Select and copy out every line in the records containing "было".

====

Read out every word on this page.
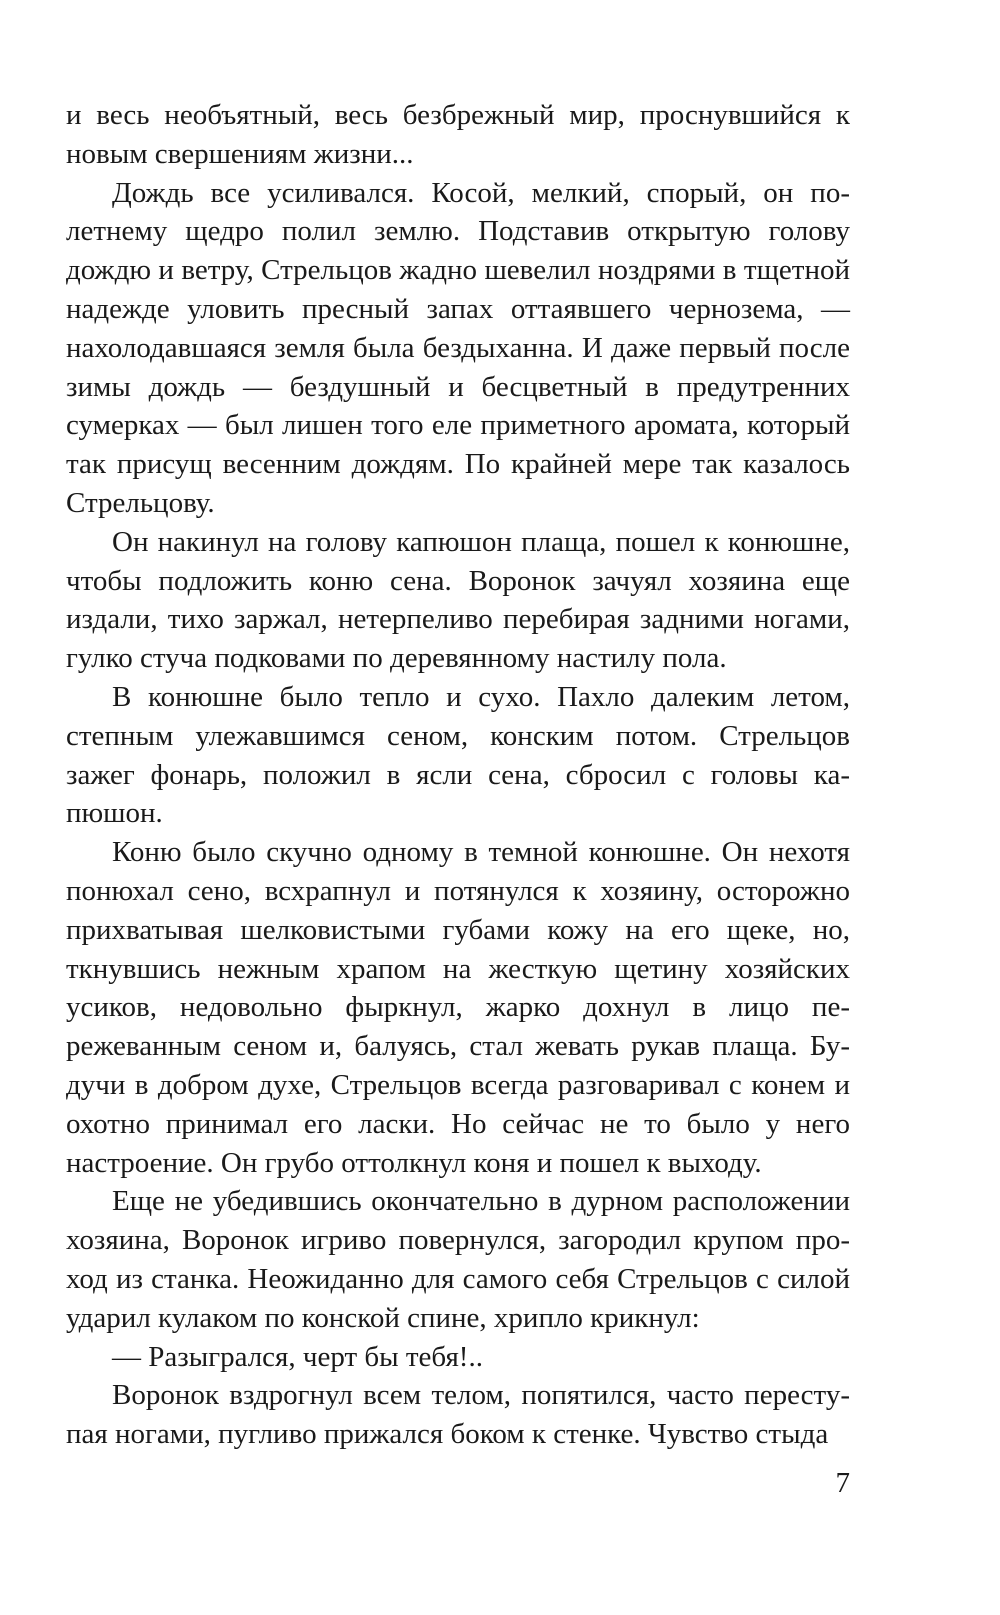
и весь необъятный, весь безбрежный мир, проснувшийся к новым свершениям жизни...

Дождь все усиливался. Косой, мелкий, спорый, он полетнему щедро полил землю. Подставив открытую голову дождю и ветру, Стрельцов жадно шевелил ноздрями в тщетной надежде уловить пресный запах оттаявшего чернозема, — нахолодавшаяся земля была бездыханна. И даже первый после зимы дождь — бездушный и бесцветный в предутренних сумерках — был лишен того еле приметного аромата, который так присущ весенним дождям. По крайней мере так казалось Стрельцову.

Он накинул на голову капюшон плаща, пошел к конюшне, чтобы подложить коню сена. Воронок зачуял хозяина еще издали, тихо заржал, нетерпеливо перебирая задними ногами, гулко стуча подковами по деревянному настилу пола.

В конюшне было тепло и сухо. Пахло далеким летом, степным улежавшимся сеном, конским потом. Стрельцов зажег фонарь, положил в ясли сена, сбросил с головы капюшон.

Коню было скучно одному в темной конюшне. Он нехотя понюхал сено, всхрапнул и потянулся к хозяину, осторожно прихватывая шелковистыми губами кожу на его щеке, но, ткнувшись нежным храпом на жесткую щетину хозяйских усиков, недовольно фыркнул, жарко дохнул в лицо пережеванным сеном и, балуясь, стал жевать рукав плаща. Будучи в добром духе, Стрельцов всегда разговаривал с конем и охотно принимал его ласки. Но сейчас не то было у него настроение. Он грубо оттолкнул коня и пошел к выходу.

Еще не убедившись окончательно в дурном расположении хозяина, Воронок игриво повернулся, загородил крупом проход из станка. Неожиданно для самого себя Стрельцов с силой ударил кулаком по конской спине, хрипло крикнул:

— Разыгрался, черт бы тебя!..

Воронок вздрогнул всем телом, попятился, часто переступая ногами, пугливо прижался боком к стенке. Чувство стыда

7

====

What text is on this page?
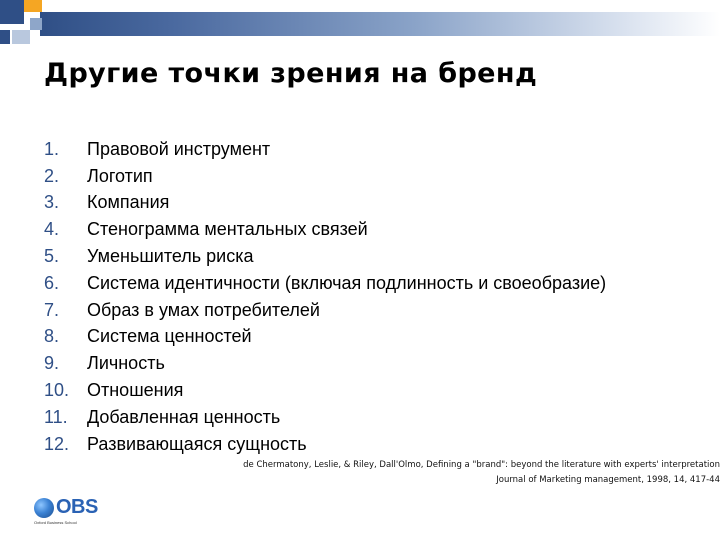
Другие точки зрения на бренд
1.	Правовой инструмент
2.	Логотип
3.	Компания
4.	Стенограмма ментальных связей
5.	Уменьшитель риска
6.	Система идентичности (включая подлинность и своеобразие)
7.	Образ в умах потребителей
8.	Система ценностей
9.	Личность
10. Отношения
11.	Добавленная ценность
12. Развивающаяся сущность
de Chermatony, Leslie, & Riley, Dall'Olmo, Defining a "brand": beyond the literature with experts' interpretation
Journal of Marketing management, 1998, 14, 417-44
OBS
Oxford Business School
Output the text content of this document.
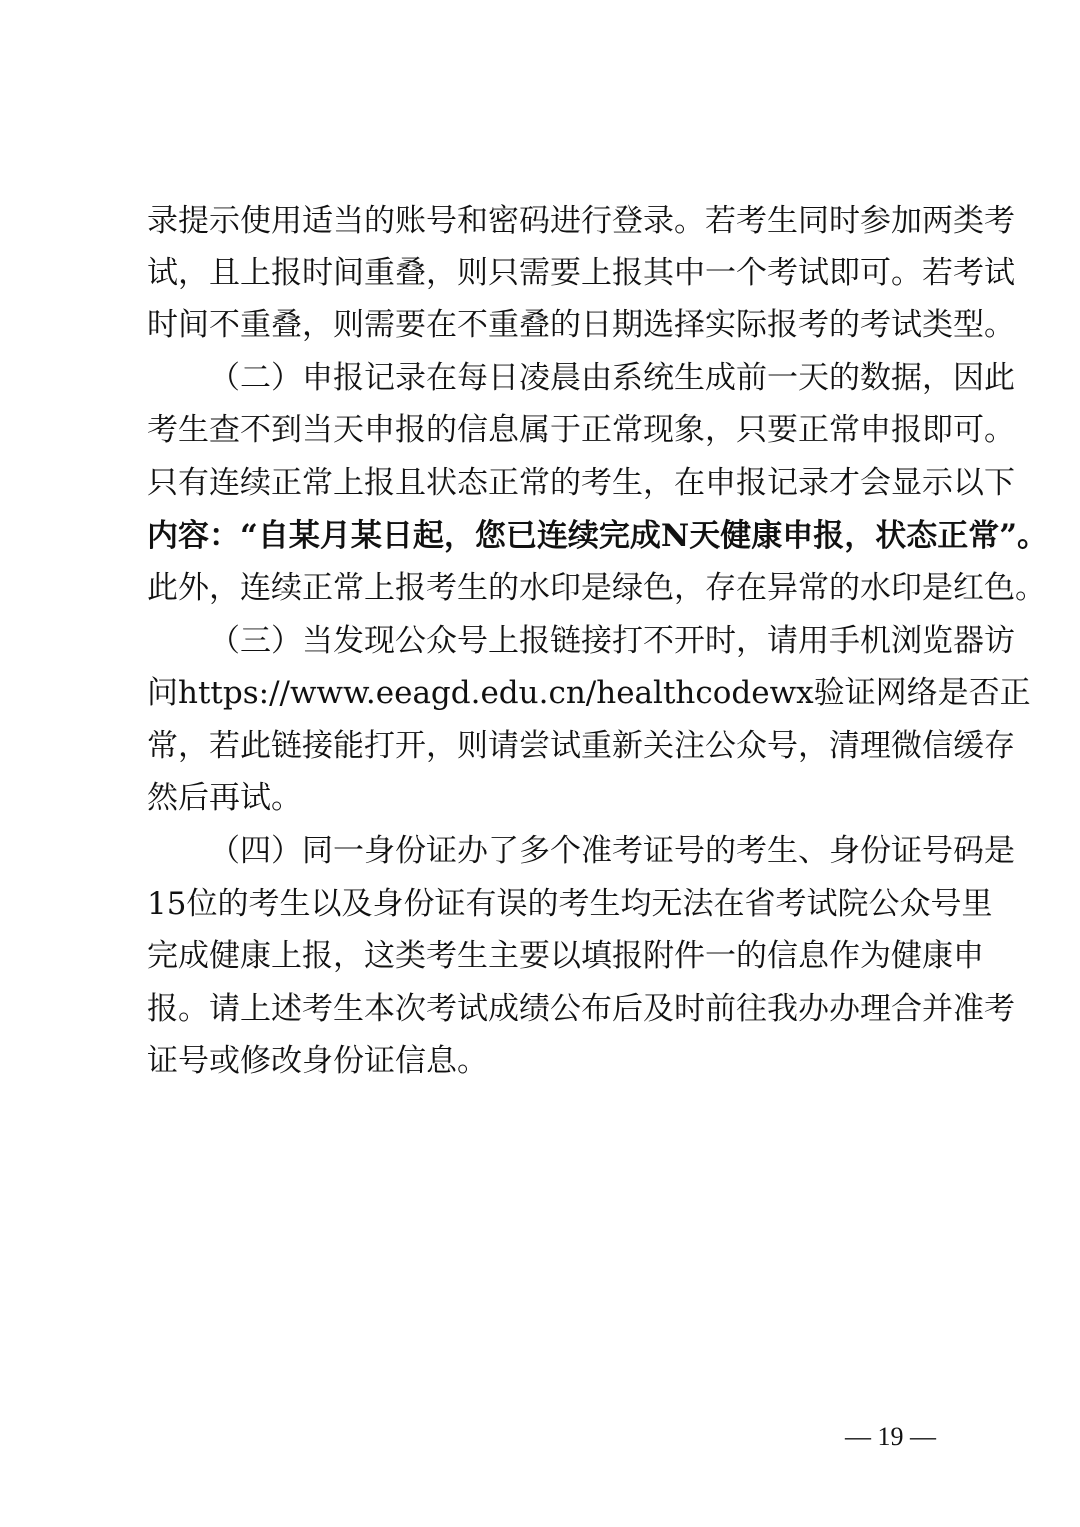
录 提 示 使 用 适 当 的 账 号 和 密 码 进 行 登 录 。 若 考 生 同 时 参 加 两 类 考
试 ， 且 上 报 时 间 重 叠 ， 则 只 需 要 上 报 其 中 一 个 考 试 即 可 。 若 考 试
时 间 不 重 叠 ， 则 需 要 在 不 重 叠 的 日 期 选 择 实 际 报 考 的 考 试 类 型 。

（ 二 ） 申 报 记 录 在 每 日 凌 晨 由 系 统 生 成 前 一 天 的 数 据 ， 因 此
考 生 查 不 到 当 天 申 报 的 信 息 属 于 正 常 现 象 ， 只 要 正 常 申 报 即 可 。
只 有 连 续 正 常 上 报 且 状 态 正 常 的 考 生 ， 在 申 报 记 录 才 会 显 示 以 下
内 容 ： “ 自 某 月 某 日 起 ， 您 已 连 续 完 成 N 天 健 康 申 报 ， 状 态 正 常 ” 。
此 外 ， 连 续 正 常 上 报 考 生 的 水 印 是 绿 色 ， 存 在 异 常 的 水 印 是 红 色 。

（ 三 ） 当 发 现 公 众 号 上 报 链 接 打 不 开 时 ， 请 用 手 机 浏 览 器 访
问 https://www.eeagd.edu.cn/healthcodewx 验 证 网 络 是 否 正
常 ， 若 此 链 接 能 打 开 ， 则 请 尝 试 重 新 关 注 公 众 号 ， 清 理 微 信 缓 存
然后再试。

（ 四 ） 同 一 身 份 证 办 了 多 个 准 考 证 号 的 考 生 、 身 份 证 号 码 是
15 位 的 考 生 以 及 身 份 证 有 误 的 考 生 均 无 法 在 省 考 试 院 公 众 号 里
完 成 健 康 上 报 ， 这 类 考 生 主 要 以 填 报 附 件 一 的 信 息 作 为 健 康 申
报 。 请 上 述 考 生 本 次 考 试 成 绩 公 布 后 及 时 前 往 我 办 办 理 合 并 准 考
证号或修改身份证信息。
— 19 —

====

— Exercise response —
В конюшне было тепло и сухо. Пахло далеким летом, степным улежавшимся сеном, конским потом. Стрельцов зажег фонарь, положил в ясли сена, сбросил с головы капюшон.
Коню было скучно одному в темной конюшне. Он нехотя понюхал сено, всхрапнул и потянулся к хозяину, осторожно прихватывая шелковистыми губами кожу на его щеке, но, ткнувшись нежным храпом на жесткую щетину хозяйских усиков, недовольно фыркнул, жарко дохнул в лицо пережеванным сеном и, балуясь, стал жевать рукав плаща. Будучи в добром духе, Стрельцов всегда разговаривал с конем и охотно принимал его ласки. Но сейчас не то было у него настроение. Он грубо оттолкнул коня и пошел к выходу.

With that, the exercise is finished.